◆ WHAT TO DO ◆
Go through the material below and count the lines with the string "Charter"; the number is the whole answer.
— START OF GIVEN ENTRIES —
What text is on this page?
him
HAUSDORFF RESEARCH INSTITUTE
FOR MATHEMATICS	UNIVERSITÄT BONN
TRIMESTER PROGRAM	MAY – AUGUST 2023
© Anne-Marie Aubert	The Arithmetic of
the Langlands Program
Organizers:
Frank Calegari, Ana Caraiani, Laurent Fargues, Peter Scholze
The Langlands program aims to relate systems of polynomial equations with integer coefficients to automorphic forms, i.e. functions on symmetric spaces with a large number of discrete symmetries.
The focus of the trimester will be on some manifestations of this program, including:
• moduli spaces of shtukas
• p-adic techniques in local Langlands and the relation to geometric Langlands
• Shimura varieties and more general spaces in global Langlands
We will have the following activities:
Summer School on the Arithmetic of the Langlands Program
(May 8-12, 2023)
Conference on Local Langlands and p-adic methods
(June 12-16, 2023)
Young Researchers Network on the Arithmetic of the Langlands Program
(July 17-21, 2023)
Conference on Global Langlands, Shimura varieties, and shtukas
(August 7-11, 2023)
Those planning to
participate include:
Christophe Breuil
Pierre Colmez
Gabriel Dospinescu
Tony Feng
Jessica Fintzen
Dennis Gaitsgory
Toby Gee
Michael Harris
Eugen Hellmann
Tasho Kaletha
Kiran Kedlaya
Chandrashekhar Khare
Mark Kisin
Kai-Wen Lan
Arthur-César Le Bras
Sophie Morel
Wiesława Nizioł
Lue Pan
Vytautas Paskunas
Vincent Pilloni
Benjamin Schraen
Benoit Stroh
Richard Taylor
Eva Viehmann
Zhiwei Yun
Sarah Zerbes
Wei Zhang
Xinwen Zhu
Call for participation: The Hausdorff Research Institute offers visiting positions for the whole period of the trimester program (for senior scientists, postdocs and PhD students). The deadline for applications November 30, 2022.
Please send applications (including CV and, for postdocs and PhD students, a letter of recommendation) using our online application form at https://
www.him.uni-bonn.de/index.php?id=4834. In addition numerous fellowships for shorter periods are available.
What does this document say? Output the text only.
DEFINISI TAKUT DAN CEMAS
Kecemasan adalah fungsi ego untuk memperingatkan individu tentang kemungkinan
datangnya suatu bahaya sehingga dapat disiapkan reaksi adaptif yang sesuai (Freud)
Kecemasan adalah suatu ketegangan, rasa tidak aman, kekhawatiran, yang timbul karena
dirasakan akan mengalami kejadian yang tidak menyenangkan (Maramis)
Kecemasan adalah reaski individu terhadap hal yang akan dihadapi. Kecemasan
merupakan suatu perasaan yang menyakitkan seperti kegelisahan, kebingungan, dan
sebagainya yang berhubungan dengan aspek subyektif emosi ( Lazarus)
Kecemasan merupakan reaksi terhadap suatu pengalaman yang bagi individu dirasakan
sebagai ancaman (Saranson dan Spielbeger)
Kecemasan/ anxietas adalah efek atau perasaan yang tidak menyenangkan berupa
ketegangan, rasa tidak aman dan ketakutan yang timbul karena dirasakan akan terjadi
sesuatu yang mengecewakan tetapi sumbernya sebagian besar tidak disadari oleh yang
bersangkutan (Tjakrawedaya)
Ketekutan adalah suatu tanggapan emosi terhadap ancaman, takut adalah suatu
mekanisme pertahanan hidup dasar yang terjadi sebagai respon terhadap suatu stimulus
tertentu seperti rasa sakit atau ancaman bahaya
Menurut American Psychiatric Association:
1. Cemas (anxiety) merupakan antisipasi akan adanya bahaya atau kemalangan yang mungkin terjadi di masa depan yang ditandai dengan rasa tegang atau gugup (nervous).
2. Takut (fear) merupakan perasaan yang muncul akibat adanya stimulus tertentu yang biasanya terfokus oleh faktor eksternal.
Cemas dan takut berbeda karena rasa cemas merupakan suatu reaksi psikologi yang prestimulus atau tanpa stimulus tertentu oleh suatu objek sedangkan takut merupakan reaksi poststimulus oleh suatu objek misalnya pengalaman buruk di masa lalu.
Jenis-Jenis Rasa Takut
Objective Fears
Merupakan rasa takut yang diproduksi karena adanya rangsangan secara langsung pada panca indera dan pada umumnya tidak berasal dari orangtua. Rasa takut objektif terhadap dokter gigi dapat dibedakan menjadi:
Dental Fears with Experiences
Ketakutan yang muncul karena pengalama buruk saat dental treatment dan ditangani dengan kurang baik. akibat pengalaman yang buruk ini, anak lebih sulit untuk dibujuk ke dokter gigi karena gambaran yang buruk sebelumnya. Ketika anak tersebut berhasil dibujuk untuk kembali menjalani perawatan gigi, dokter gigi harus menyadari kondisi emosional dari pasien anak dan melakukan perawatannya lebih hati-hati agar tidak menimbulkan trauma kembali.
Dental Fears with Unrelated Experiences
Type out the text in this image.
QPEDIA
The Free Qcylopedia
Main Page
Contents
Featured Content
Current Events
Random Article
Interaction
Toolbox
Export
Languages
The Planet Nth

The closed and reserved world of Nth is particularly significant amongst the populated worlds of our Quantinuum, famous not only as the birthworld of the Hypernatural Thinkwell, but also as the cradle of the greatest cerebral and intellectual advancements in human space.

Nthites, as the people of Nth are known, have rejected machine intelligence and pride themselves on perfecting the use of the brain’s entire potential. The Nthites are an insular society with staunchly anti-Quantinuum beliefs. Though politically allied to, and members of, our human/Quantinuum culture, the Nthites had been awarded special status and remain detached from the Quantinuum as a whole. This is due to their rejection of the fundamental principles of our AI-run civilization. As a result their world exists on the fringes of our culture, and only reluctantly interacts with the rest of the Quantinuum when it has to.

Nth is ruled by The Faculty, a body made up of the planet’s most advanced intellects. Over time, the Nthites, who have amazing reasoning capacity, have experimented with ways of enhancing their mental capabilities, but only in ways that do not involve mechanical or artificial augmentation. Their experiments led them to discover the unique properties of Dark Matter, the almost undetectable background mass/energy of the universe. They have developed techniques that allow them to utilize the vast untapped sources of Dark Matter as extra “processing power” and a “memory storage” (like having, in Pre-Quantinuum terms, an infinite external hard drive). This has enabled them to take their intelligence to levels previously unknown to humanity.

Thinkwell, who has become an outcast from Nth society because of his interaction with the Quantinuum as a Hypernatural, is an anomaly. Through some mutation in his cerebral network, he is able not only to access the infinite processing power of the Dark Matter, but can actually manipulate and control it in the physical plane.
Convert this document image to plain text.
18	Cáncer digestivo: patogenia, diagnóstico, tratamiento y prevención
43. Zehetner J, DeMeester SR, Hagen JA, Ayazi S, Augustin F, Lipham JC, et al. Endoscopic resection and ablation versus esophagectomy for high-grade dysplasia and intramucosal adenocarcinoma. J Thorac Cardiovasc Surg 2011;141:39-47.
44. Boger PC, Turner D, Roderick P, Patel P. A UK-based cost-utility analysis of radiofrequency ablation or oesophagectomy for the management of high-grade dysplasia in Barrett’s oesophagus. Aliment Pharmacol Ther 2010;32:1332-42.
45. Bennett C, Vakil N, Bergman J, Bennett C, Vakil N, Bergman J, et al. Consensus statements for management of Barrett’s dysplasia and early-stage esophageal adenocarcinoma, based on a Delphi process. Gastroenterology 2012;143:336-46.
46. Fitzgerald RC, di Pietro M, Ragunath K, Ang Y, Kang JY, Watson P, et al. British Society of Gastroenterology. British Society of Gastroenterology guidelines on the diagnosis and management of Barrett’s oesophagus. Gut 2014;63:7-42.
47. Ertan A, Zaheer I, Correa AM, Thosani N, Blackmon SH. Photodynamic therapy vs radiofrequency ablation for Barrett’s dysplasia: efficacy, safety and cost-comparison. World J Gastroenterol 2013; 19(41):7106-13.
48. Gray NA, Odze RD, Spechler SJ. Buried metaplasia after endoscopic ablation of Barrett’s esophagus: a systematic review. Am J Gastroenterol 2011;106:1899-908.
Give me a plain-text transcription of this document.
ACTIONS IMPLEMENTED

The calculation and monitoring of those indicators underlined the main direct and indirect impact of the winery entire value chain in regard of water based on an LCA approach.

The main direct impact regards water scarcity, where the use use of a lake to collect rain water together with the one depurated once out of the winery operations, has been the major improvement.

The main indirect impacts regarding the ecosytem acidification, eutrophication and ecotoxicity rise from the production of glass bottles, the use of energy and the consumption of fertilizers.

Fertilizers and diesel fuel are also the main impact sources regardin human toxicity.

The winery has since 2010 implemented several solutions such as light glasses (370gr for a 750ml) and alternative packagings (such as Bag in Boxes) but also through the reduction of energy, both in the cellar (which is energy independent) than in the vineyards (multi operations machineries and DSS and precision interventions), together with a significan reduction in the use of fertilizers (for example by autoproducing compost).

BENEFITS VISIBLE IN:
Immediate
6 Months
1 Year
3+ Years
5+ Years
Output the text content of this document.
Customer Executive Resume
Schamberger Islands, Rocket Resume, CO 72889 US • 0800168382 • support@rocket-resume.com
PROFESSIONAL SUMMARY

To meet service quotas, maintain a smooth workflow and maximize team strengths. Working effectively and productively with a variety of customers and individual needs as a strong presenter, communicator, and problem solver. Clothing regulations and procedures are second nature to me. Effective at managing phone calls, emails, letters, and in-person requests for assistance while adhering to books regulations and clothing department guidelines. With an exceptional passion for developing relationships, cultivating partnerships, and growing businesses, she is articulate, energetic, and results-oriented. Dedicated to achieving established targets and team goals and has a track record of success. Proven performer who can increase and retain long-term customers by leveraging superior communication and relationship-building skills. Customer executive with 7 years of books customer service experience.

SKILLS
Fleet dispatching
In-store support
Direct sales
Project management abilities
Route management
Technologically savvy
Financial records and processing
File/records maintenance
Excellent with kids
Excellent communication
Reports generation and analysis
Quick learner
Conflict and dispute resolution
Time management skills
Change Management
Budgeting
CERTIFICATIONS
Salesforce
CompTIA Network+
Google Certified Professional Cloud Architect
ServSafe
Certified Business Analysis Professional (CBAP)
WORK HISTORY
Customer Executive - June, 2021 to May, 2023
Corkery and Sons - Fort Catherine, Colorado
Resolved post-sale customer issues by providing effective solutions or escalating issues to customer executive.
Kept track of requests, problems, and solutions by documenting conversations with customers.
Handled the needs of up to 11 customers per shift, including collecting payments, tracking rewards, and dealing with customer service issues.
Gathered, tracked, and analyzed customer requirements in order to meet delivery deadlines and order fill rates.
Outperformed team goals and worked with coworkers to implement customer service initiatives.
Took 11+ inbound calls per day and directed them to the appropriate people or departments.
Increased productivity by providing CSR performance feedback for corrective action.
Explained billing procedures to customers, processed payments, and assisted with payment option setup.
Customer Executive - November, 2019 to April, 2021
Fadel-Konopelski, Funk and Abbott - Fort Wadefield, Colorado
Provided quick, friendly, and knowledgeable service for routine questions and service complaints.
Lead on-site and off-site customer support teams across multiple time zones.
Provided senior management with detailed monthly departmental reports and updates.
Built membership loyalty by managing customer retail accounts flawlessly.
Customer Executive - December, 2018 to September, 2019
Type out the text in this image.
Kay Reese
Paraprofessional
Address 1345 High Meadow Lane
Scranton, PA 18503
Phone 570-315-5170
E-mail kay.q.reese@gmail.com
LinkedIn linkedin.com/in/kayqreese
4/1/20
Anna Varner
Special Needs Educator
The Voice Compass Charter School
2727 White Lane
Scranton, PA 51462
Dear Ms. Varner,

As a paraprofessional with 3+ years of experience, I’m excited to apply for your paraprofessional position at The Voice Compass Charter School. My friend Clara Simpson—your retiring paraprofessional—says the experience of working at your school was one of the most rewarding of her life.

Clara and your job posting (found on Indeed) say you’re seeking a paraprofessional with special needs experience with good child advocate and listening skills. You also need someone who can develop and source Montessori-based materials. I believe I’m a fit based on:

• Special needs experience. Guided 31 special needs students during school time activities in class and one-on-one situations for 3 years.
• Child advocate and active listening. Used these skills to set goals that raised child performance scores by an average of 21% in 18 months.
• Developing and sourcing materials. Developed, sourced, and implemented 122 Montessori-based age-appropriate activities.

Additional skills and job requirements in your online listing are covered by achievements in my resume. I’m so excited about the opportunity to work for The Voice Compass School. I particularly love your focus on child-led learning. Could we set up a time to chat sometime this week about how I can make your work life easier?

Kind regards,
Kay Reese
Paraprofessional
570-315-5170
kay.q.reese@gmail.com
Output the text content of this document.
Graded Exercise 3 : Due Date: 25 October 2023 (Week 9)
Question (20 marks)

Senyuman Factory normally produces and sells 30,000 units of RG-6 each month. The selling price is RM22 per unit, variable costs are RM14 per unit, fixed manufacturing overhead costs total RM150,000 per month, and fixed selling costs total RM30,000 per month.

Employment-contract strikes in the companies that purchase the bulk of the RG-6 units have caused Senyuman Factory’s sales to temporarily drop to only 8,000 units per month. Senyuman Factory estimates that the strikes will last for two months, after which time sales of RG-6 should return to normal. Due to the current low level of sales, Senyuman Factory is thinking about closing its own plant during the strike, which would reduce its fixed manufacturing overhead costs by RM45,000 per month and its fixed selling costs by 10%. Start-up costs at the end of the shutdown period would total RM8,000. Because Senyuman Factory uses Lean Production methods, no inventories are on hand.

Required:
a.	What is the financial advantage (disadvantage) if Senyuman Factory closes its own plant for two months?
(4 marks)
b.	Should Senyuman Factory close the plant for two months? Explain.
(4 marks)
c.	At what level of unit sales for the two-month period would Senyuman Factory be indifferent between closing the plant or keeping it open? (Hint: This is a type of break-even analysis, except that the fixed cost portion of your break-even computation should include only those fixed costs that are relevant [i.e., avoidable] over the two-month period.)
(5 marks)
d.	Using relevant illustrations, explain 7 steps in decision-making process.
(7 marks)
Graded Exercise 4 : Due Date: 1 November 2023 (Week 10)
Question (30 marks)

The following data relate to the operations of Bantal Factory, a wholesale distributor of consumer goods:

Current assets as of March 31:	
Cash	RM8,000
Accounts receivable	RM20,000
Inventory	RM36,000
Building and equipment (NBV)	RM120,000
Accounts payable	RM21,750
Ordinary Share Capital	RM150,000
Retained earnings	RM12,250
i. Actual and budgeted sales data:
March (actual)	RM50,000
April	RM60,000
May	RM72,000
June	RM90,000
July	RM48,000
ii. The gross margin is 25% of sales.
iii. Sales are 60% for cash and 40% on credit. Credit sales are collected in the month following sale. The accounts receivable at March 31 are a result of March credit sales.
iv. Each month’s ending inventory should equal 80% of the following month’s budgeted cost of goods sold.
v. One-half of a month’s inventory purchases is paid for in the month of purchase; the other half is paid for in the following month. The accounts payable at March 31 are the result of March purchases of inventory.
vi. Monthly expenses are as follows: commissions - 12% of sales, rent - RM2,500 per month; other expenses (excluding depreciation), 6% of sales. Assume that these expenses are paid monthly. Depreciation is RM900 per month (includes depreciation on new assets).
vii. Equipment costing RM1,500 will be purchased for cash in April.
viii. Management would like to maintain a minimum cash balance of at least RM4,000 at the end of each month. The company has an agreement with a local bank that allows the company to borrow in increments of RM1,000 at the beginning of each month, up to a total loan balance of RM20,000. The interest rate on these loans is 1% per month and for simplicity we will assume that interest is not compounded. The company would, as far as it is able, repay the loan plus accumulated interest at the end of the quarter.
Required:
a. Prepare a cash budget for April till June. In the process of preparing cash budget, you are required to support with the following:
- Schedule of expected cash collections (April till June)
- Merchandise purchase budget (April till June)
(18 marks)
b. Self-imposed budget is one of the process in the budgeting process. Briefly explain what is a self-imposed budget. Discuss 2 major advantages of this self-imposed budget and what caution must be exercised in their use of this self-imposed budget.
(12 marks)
— END OF GIVEN ENTRIES —
◆ FINAL RESULT ◆
2